> What this task involves
Rewrite every line of the items below as a numbered list, dropping any blank lines and leaving the pictures out of your answer.

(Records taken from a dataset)

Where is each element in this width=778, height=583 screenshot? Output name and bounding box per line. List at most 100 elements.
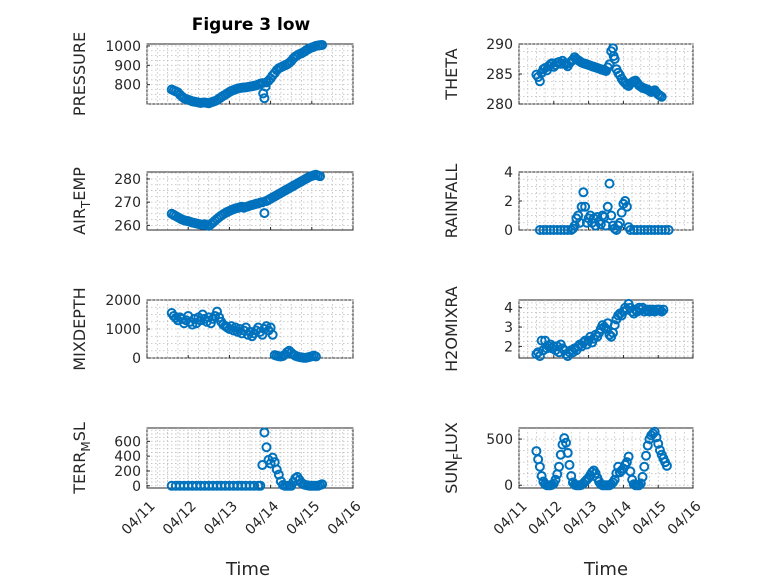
- data-point: [649, 426, 660, 437]
- y-axis-label: AIRTEMP: [70, 167, 93, 235]
- y-tick-label: 285: [486, 67, 513, 83]
- y-tick-label: 4: [504, 165, 513, 181]
- data-point: [658, 304, 669, 315]
- y-tick-label: 0: [132, 351, 141, 367]
- y-tick-label: 500: [486, 432, 513, 448]
- data-point: [604, 59, 615, 70]
- data-point: [315, 171, 326, 182]
- data-point: [609, 54, 620, 64]
- y-tick-label: 280: [486, 97, 513, 113]
- data-point: [555, 225, 566, 235]
- data-point: [621, 457, 632, 468]
- y-axis-label: THETA: [442, 48, 461, 100]
- data-point: [541, 225, 552, 235]
- data-point: [259, 93, 270, 104]
- data-point: [606, 210, 617, 221]
- data-point: [536, 335, 547, 346]
- x-tick-label: 04/12: [526, 498, 566, 538]
- data-point: [609, 320, 620, 331]
- data-point: [642, 440, 653, 451]
- data-point: [550, 474, 561, 485]
- y-tick-label: 600: [114, 434, 141, 450]
- y-tick-label: 280: [114, 172, 141, 188]
- data-point: [609, 474, 620, 485]
- y-tick-label: 2: [504, 339, 513, 355]
- data-point: [616, 207, 627, 218]
- data-point: [259, 208, 270, 219]
- data-point: [661, 460, 672, 471]
- data-point: [625, 225, 636, 235]
- data-point: [634, 480, 645, 491]
- x-tick-label: 04/15: [284, 498, 324, 538]
- data-point: [651, 432, 662, 443]
- y-tick-label: 800: [114, 78, 141, 94]
- y-tick-label: 400: [114, 449, 141, 465]
- data-point: [560, 437, 571, 448]
- data-point: [656, 225, 667, 235]
- data-point: [642, 225, 653, 235]
- data-point: [271, 464, 282, 475]
- data-point: [649, 225, 660, 235]
- data-point: [653, 438, 664, 449]
- x-tick-label: 04/11: [119, 498, 159, 538]
- data-points: [166, 306, 321, 363]
- y-axis-label: PRESSURE: [70, 32, 89, 116]
- data-point: [170, 312, 181, 323]
- y-tick-label: 200: [114, 464, 141, 480]
- data-point: [552, 225, 563, 235]
- data-point: [317, 39, 328, 50]
- data-point: [536, 471, 547, 481]
- y-tick-label: 1000: [105, 322, 141, 338]
- data-point: [632, 225, 643, 235]
- data-point: [637, 471, 648, 482]
- y-axis-label: TERRMSL: [70, 422, 93, 495]
- data-point: [267, 329, 278, 340]
- data-point: [635, 225, 646, 235]
- data-point: [580, 201, 591, 212]
- data-point: [562, 447, 573, 458]
- data-point: [534, 461, 545, 472]
- data-point: [656, 306, 667, 317]
- data-point: [554, 461, 565, 472]
- data-point: [602, 201, 613, 212]
- y-tick-label: 0: [504, 478, 513, 494]
- data-point: [653, 225, 664, 235]
- data-point: [566, 471, 577, 481]
- subplot-h2omixra: 2 3 4 H2OMIXRA: [442, 286, 694, 372]
- data-point: [635, 478, 646, 489]
- y-axis-label: MIXDEPTH: [70, 287, 89, 370]
- y-tick-label: 290: [486, 37, 513, 53]
- data-point: [641, 450, 652, 461]
- data-point: [562, 225, 573, 235]
- y-tick-label: 3: [504, 320, 513, 336]
- x-axis-label: Time: [583, 559, 628, 580]
- x-tick-label: 04/14: [595, 498, 635, 538]
- figure-title: Figure 3 low: [192, 15, 311, 35]
- data-point: [656, 91, 667, 102]
- subplot-pressure: 800 900 1000 PRESSURE: [70, 32, 354, 116]
- data-point: [534, 225, 545, 235]
- y-axis-label: SUNFLUX: [442, 422, 465, 494]
- y-tick-label: 2000: [105, 293, 141, 309]
- data-point: [620, 196, 631, 206]
- data-point: [578, 187, 589, 198]
- data-point: [601, 220, 611, 231]
- data-point: [259, 427, 270, 438]
- data-point: [628, 225, 639, 235]
- data-points: [531, 43, 667, 102]
- data-points: [166, 427, 328, 491]
- x-tick-label: 04/14: [242, 498, 282, 538]
- y-tick-label: 270: [114, 195, 141, 211]
- subplot-air_temp: 260 270 280 AIRTEMP: [70, 167, 354, 235]
- y-axis-label: RAINFALL: [442, 164, 461, 239]
- data-point: [639, 461, 650, 472]
- data-points: [531, 298, 669, 362]
- data-point: [621, 201, 632, 212]
- data-point: [574, 217, 585, 228]
- data-point: [538, 225, 549, 235]
- data-point: [604, 178, 615, 189]
- data-point: [647, 304, 658, 315]
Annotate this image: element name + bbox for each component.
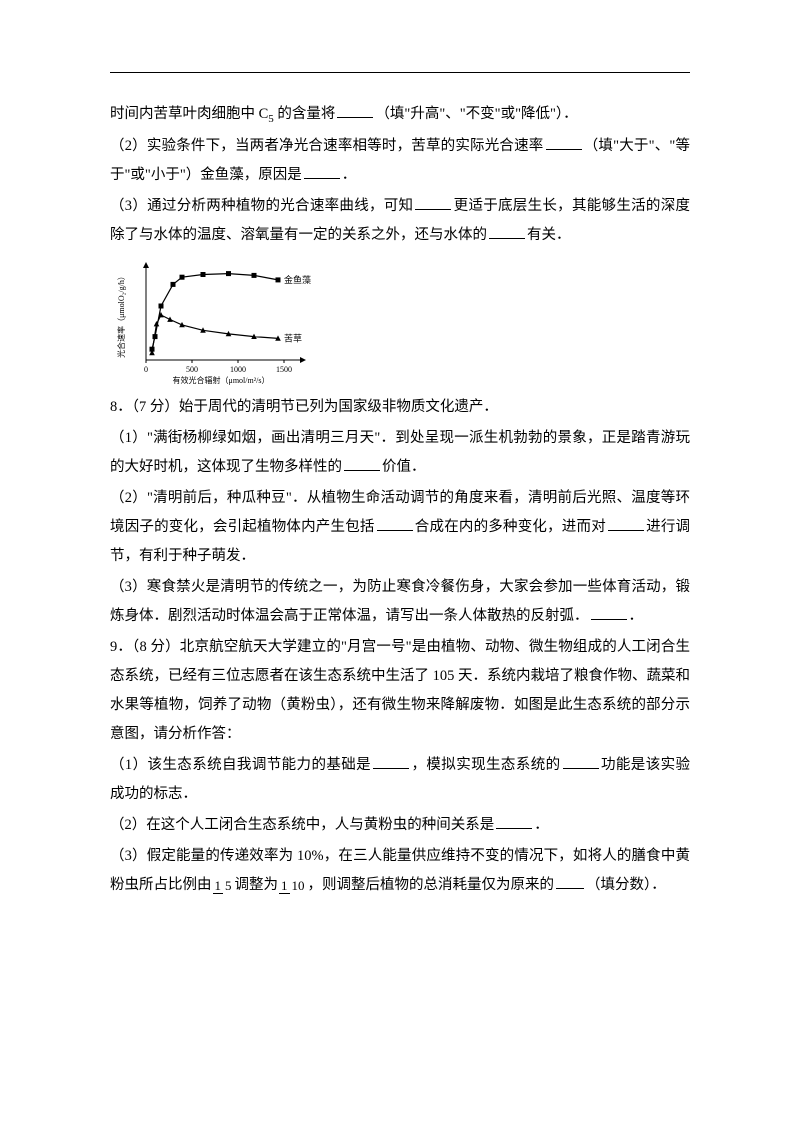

> Exercise result
1. Where is each element in this width=778, height=583 screenshot? Output name and bounding box per line. List at most 100 elements.
2. - data-point: [649, 426, 660, 437]
3. - y-axis-label: AIRTEMP: [70, 167, 93, 235]
4. - y-tick-label: 285: [486, 67, 513, 83]
5. - y-tick-label: 4: [504, 165, 513, 181]
6. - data-point: [658, 304, 669, 315]
7. - y-tick-label: 0: [132, 351, 141, 367]
8. - y-tick-label: 500: [486, 432, 513, 448]
9. - data-point: [604, 59, 615, 70]
10. - data-point: [315, 171, 326, 182]
11. - data-point: [609, 54, 620, 64]
12. - y-tick-label: 280: [486, 97, 513, 113]
13. - data-point: [555, 225, 566, 235]
14. - data-point: [621, 457, 632, 468]
15. - y-axis-label: THETA: [442, 48, 461, 100]
16. - data-point: [541, 225, 552, 235]
17. - data-point: [259, 93, 270, 104]
18. - data-point: [606, 210, 617, 221]
19. - data-point: [536, 335, 547, 346]
20. - x-tick-label: 04/12: [526, 498, 566, 538]
21. - data-point: [609, 320, 620, 331]
22. - data-point: [642, 440, 653, 451]
23. - data-point: [550, 474, 561, 485]
24. - y-tick-label: 600: [114, 434, 141, 450]
25. - y-tick-label: 280: [114, 172, 141, 188]
26. - data-point: [609, 474, 620, 485]
27. - y-tick-label: 2: [504, 339, 513, 355]
28. - data-point: [616, 207, 627, 218]
29. - data-point: [259, 208, 270, 219]
30. - data-point: [661, 460, 672, 471]
31. - data-point: [625, 225, 636, 235]
32. - data-point: [634, 480, 645, 491]
33. - x-tick-label: 04/15: [284, 498, 324, 538]
34. - data-point: [651, 432, 662, 443]
35. - y-tick-label: 800: [114, 78, 141, 94]
36. - y-tick-label: 400: [114, 449, 141, 465]
37. - data-point: [560, 437, 571, 448]
38. - data-point: [656, 225, 667, 235]
39. - data-point: [642, 225, 653, 235]
40. - data-point: [271, 464, 282, 475]
41. - data-point: [649, 225, 660, 235]
42. - data-point: [653, 438, 664, 449]
43. - x-tick-label: 04/11: [119, 498, 159, 538]
44. - data-points: [166, 306, 321, 363]
45. - y-axis-label: PRESSURE: [70, 32, 89, 116]
46. - data-point: [170, 312, 181, 323]
47. - y-tick-label: 200: [114, 464, 141, 480]
48. - data-point: [552, 225, 563, 235]
49. - data-point: [317, 39, 328, 50]
50. - data-point: [536, 471, 547, 481]
51. - y-tick-label: 1000: [105, 322, 141, 338]
52. - data-point: [632, 225, 643, 235]
53. - data-point: [637, 471, 648, 482]
54. - y-axis-label: TERRMSL: [70, 422, 93, 495]
55. - data-point: [267, 329, 278, 340]
56. - data-point: [635, 225, 646, 235]
57. - data-point: [580, 201, 591, 212]
58. - data-point: [562, 447, 573, 458]
59. - data-point: [534, 461, 545, 472]
60. - data-point: [656, 306, 667, 317]
61. - data-point: [554, 461, 565, 472]
62. - data-point: [602, 201, 613, 212]
63. - y-tick-label: 0: [504, 478, 513, 494]
64. - data-point: [653, 225, 664, 235]
65. - data-point: [566, 471, 577, 481]
66. - subplot-h2omixra: 2 3 4 H2OMIXRA: [442, 286, 694, 372]
67. - data-point: [635, 478, 646, 489]
68. - y-axis-label: MIXDEPTH: [70, 287, 89, 370]
69. - y-tick-label: 290: [486, 37, 513, 53]
70. - data-point: [641, 450, 652, 461]
71. - data-point: [562, 225, 573, 235]
72. - y-tick-label: 3: [504, 320, 513, 336]
73. - x-axis-label: Time: [583, 559, 628, 580]
74. - x-tick-label: 04/14: [595, 498, 635, 538]
75. - figure-title: Figure 3 low: [192, 15, 311, 35]
76. - data-point: [656, 91, 667, 102]
77. - subplot-pressure: 800 900 1000 PRESSURE: [70, 32, 354, 116]
78. - data-point: [534, 225, 545, 235]
79. - y-axis-label: SUNFLUX: [442, 422, 465, 494]
80. - y-tick-label: 2000: [105, 293, 141, 309]
81. - data-point: [620, 196, 631, 206]
82. - data-point: [578, 187, 589, 198]
83. - data-point: [601, 220, 611, 231]
84. - data-point: [259, 427, 270, 438]
85. - data-point: [628, 225, 639, 235]
86. - data-points: [531, 43, 667, 102]
87. - data-points: [166, 427, 328, 491]
88. - x-tick-label: 04/14: [242, 498, 282, 538]
89. - y-tick-label: 270: [114, 195, 141, 211]
90. - subplot-air_temp: 260 270 280 AIRTEMP: [70, 167, 354, 235]
91. - y-axis-label: RAINFALL: [442, 164, 461, 239]
92. - data-point: [639, 461, 650, 472]
93. - data-points: [531, 298, 669, 362]
94. - data-point: [621, 201, 632, 212]
95. - data-point: [574, 217, 585, 228]
96. - data-point: [538, 225, 549, 235]
97. - data-point: [604, 178, 615, 189]
98. - data-point: [647, 304, 658, 315]
99. Annotate this image: element name + bbox for each component.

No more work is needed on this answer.